Data rows:
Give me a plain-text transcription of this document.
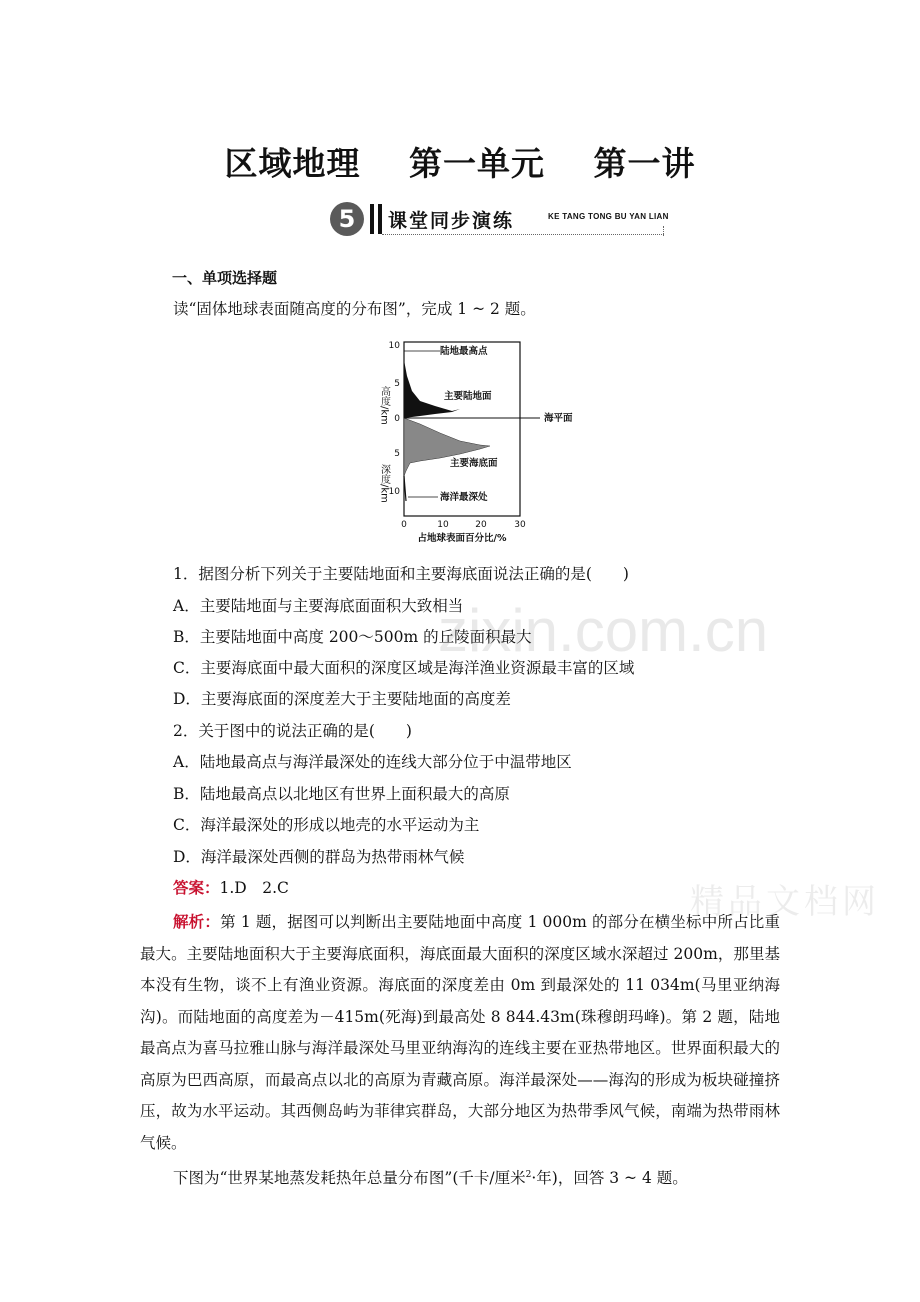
区域地理 第一单元 第一讲
5	课堂同步演练	KE TANG TONG BU YAN LIAN
一、单项选择题
读“固体地球表面随高度的分布图”，完成 1 ~ 2 题。
10
5
0
5
10
0	10	20	30
高度/km
深度/km
占地球表面百分比/%
陆地最高点
主要陆地面
海平面
主要海底面
海洋最深处
1．据图分析下列关于主要陆地面和主要海底面说法正确的是(　　)
A．主要陆地面与主要海底面面积大致相当
B．主要陆地面中高度 200～500m 的丘陵面积最大
C．主要海底面中最大面积的深度区域是海洋渔业资源最丰富的区域
D．主要海底面的深度差大于主要陆地面的高度差
2．关于图中的说法正确的是(　　)
A．陆地最高点与海洋最深处的连线大部分位于中温带地区
B．陆地最高点以北地区有世界上面积最大的高原
C．海洋最深处的形成以地壳的水平运动为主
D．海洋最深处西侧的群岛为热带雨林气候
答案：1.D　2.C
解析：第 1 题，据图可以判断出主要陆地面中高度 1 000m 的部分在横坐标中所占比重最大。主要陆地面积大于主要海底面积，海底面最大面积的深度区域水深超过 200m，那里基本没有生物，谈不上有渔业资源。海底面的深度差由 0m 到最深处的 11 034m(马里亚纳海沟)。而陆地面的高度差为－415m(死海)到最高处 8 844.43m(珠穆朗玛峰)。第 2 题，陆地最高点为喜马拉雅山脉与海洋最深处马里亚纳海沟的连线主要在亚热带地区。世界面积最大的高原为巴西高原，而最高点以北的高原为青藏高原。海洋最深处——海沟的形成为板块碰撞挤压，故为水平运动。其西侧岛屿为菲律宾群岛，大部分地区为热带季风气候，南端为热带雨林气候。
下图为“世界某地蒸发耗热年总量分布图”(千卡/厘米$^2$·年)，回答 3 ~ 4 题。
zixin.com.cn
精品文档网
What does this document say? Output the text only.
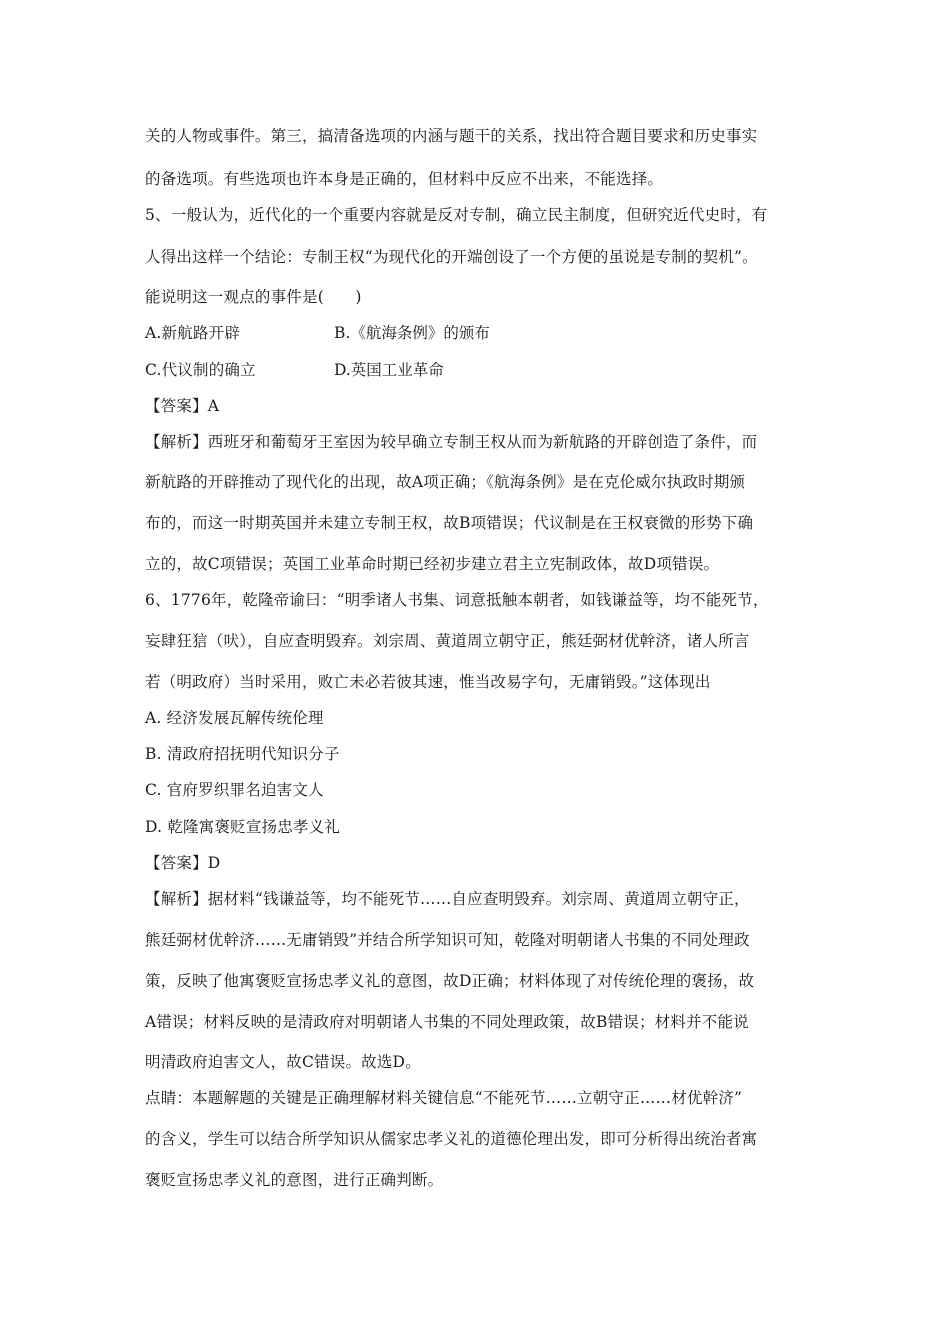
关的人物或事件。第三，搞清备选项的内涵与题干的关系，找出符合题目要求和历史事实
的备选项。有些选项也许本身是正确的，但材料中反应不出来，不能选择。
5、一般认为，近代化的一个重要内容就是反对专制，确立民主制度，但研究近代史时，有
人得出这样一个结论：专制王权“为现代化的开端创设了一个方便的虽说是专制的契机”。
能说明这一观点的事件是(　　)
A.新航路开辟	B.《航海条例》的颁布
C.代议制的确立	D.英国工业革命
【答案】A
【解析】西班牙和葡萄牙王室因为较早确立专制王权从而为新航路的开辟创造了条件，而
新航路的开辟推动了现代化的出现，故A项正确；《航海条例》是在克伦威尔执政时期颁
布的，而这一时期英国并未建立专制王权，故B项错误；代议制是在王权衰微的形势下确
立的，故C项错误；英国工业革命时期已经初步建立君主立宪制政体，故D项错误。
6、1776年，乾隆帝谕曰：“明季诸人书集、词意抵触本朝者，如钱谦益等，均不能死节，
妄肆狂狺（吠），自应查明毁弃。刘宗周、黄道周立朝守正，熊廷弼材优幹济，诸人所言
若（明政府）当时采用，败亡未必若彼其速，惟当改易字句，无庸销毁。”这体现出
A. 经济发展瓦解传统伦理
B. 清政府招抚明代知识分子
C. 官府罗织罪名迫害文人
D. 乾隆寓褒贬宣扬忠孝义礼
【答案】D
【解析】据材料“钱谦益等，均不能死节……自应查明毁弃。刘宗周、黄道周立朝守正，
熊廷弼材优幹济……无庸销毁”并结合所学知识可知，乾隆对明朝诸人书集的不同处理政
策，反映了他寓褒贬宣扬忠孝义礼的意图，故D正确；材料体现了对传统伦理的褒扬，故
A错误；材料反映的是清政府对明朝诸人书集的不同处理政策，故B错误；材料并不能说
明清政府迫害文人，故C错误。故选D。
点睛：本题解题的关键是正确理解材料关键信息“不能死节……立朝守正……材优幹济”
的含义，学生可以结合所学知识从儒家忠孝义礼的道德伦理出发，即可分析得出统治者寓
褒贬宣扬忠孝义礼的意图，进行正确判断。
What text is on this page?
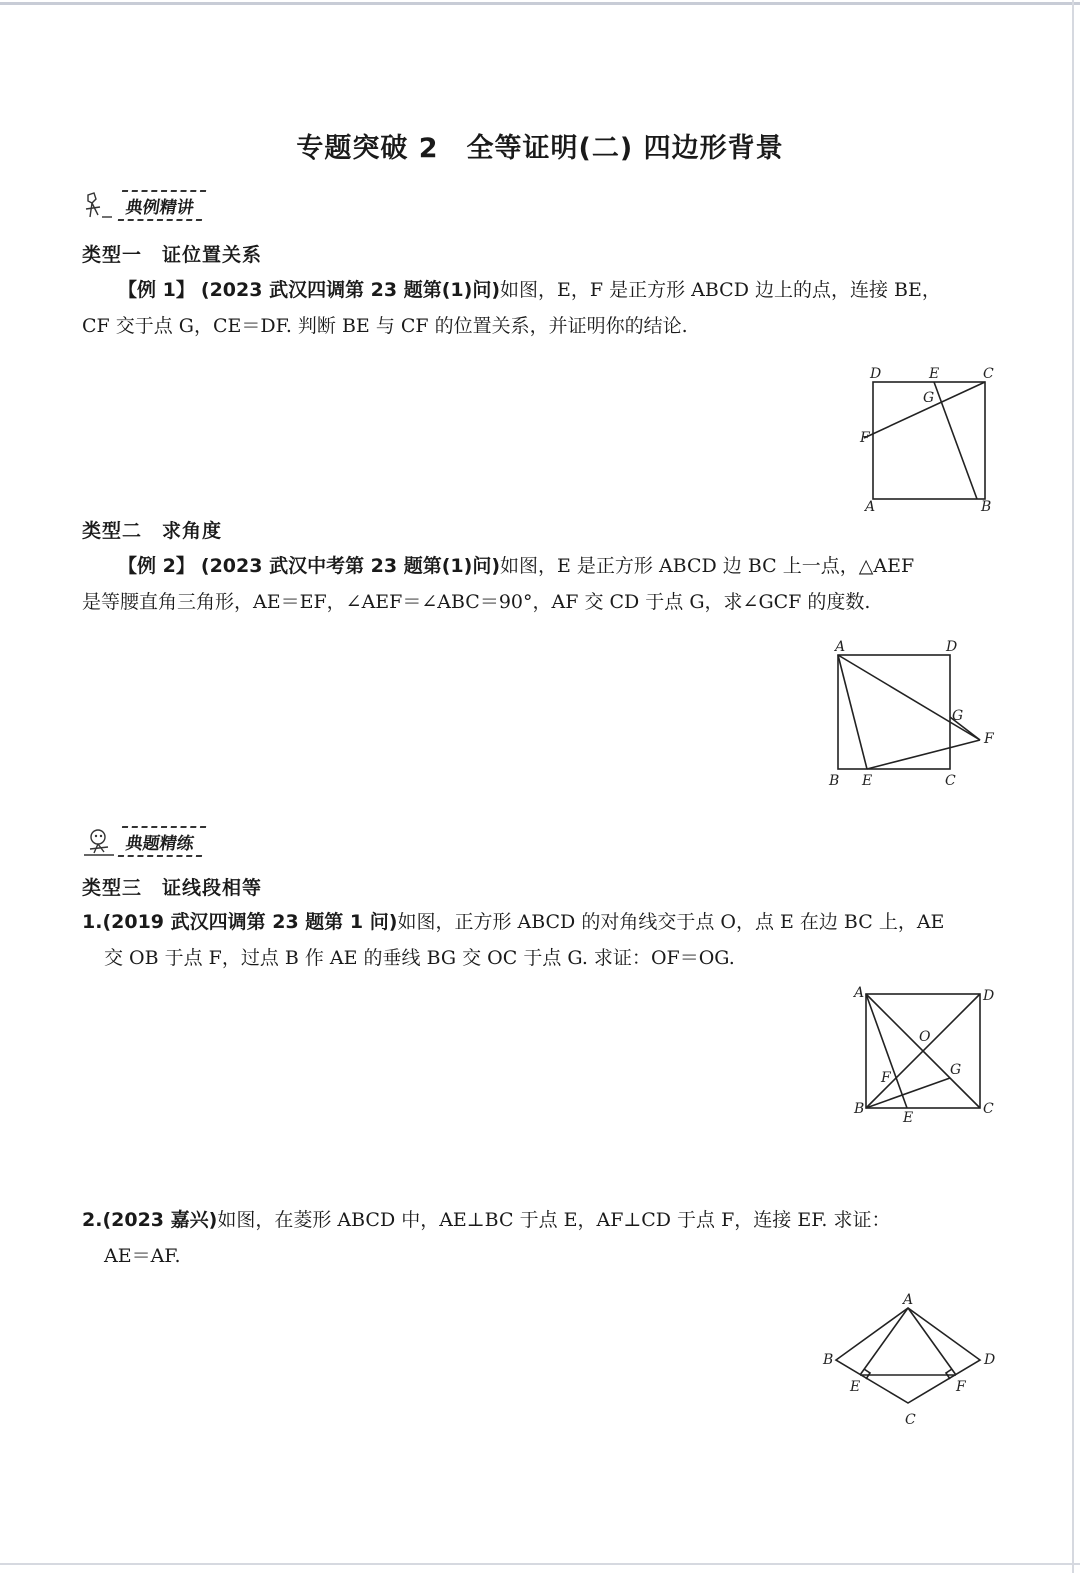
专题突破 2　全等证明(二) 四边形背景
典例精讲
类型一　证位置关系
【例 1】 (2023 武汉四调第 23 题第(1)问)如图，E，F 是正方形 ABCD 边上的点，连接 BE，
CF 交于点 G，CE＝DF. 判断 BE 与 CF 的位置关系，并证明你的结论.
D	E	C
G
F
A	B
类型二　求角度
【例 2】 (2023 武汉中考第 23 题第(1)问)如图，E 是正方形 ABCD 边 BC 上一点，△AEF
是等腰直角三角形，AE＝EF，∠AEF＝∠ABC＝90°，AF 交 CD 于点 G，求∠GCF 的度数.
A	D
G
F
B E	C
典题精练
类型三　证线段相等
1.(2019 武汉四调第 23 题第 1 问)如图，正方形 ABCD 的对角线交于点 O，点 E 在边 BC 上，AE
交 OB 于点 F，过点 B 作 AE 的垂线 BG 交 OC 于点 G. 求证：OF＝OG.
A	D
O
G
F
B
E
C
2.(2023 嘉兴)如图，在菱形 ABCD 中，AE⊥BC 于点 E，AF⊥CD 于点 F，连接 EF. 求证：
AE＝AF.
A
B	D
E	F
C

What to work on:
Output the material word for word, omitting its pictures.

Exercise answer:
Give me a plain-text transcription of this document.
区域地理 第一单元 第一讲
5	课堂同步演练	KE TANG TONG BU YAN LIAN
一、单项选择题
读“固体地球表面随高度的分布图”，完成 1 ~ 2 题。
10
5
0
5
10
0	10	20	30
高度/km
深度/km
占地球表面百分比/%
陆地最高点
主要陆地面
海平面
主要海底面
海洋最深处
1．据图分析下列关于主要陆地面和主要海底面说法正确的是(　　)
A．主要陆地面与主要海底面面积大致相当
B．主要陆地面中高度 200～500m 的丘陵面积最大
C．主要海底面中最大面积的深度区域是海洋渔业资源最丰富的区域
D．主要海底面的深度差大于主要陆地面的高度差
2．关于图中的说法正确的是(　　)
A．陆地最高点与海洋最深处的连线大部分位于中温带地区
B．陆地最高点以北地区有世界上面积最大的高原
C．海洋最深处的形成以地壳的水平运动为主
D．海洋最深处西侧的群岛为热带雨林气候
答案：1.D　2.C
解析：第 1 题，据图可以判断出主要陆地面中高度 1 000m 的部分在横坐标中所占比重最大。主要陆地面积大于主要海底面积，海底面最大面积的深度区域水深超过 200m，那里基本没有生物，谈不上有渔业资源。海底面的深度差由 0m 到最深处的 11 034m(马里亚纳海沟)。而陆地面的高度差为－415m(死海)到最高处 8 844.43m(珠穆朗玛峰)。第 2 题，陆地最高点为喜马拉雅山脉与海洋最深处马里亚纳海沟的连线主要在亚热带地区。世界面积最大的高原为巴西高原，而最高点以北的高原为青藏高原。海洋最深处——海沟的形成为板块碰撞挤压，故为水平运动。其西侧岛屿为菲律宾群岛，大部分地区为热带季风气候，南端为热带雨林气候。
下图为“世界某地蒸发耗热年总量分布图”(千卡/厘米$^2$·年)，回答 3 ~ 4 题。
zixin.com.cn
精品文档网
What does this document say? Output the text only.
关的人物或事件。第三，搞清备选项的内涵与题干的关系，找出符合题目要求和历史事实
的备选项。有些选项也许本身是正确的，但材料中反应不出来，不能选择。
5、一般认为，近代化的一个重要内容就是反对专制，确立民主制度，但研究近代史时，有
人得出这样一个结论：专制王权“为现代化的开端创设了一个方便的虽说是专制的契机”。
能说明这一观点的事件是(　　)
A.新航路开辟	B.《航海条例》的颁布
C.代议制的确立	D.英国工业革命
【答案】A
【解析】西班牙和葡萄牙王室因为较早确立专制王权从而为新航路的开辟创造了条件，而
新航路的开辟推动了现代化的出现，故A项正确；《航海条例》是在克伦威尔执政时期颁
布的，而这一时期英国并未建立专制王权，故B项错误；代议制是在王权衰微的形势下确
立的，故C项错误；英国工业革命时期已经初步建立君主立宪制政体，故D项错误。
6、1776年，乾隆帝谕曰：“明季诸人书集、词意抵触本朝者，如钱谦益等，均不能死节，
妄肆狂狺（吠），自应查明毁弃。刘宗周、黄道周立朝守正，熊廷弼材优幹济，诸人所言
若（明政府）当时采用，败亡未必若彼其速，惟当改易字句，无庸销毁。”这体现出
A. 经济发展瓦解传统伦理
B. 清政府招抚明代知识分子
C. 官府罗织罪名迫害文人
D. 乾隆寓褒贬宣扬忠孝义礼
【答案】D
【解析】据材料“钱谦益等，均不能死节……自应查明毁弃。刘宗周、黄道周立朝守正，
熊廷弼材优幹济……无庸销毁”并结合所学知识可知，乾隆对明朝诸人书集的不同处理政
策，反映了他寓褒贬宣扬忠孝义礼的意图，故D正确；材料体现了对传统伦理的褒扬，故
A错误；材料反映的是清政府对明朝诸人书集的不同处理政策，故B错误；材料并不能说
明清政府迫害文人，故C错误。故选D。
点睛：本题解题的关键是正确理解材料关键信息“不能死节……立朝守正……材优幹济”
的含义，学生可以结合所学知识从儒家忠孝义礼的道德伦理出发，即可分析得出统治者寓
褒贬宣扬忠孝义礼的意图，进行正确判断。
What text is on this page?
专题突破 2　全等证明(二) 四边形背景
典例精讲
类型一　证位置关系
【例 1】 (2023 武汉四调第 23 题第(1)问)如图，E，F 是正方形 ABCD 边上的点，连接 BE，
CF 交于点 G，CE＝DF. 判断 BE 与 CF 的位置关系，并证明你的结论.
D	E	C
G
F
A	B
类型二　求角度
【例 2】 (2023 武汉中考第 23 题第(1)问)如图，E 是正方形 ABCD 边 BC 上一点，△AEF
是等腰直角三角形，AE＝EF，∠AEF＝∠ABC＝90°，AF 交 CD 于点 G，求∠GCF 的度数.
A	D
G
F
B E	C
典题精练
类型三　证线段相等
1.(2019 武汉四调第 23 题第 1 问)如图，正方形 ABCD 的对角线交于点 O，点 E 在边 BC 上，AE
交 OB 于点 F，过点 B 作 AE 的垂线 BG 交 OC 于点 G. 求证：OF＝OG.
A	D
O
G
F
B
E
C
2.(2023 嘉兴)如图，在菱形 ABCD 中，AE⊥BC 于点 E，AF⊥CD 于点 F，连接 EF. 求证：
AE＝AF.
A
B	D
E	F
C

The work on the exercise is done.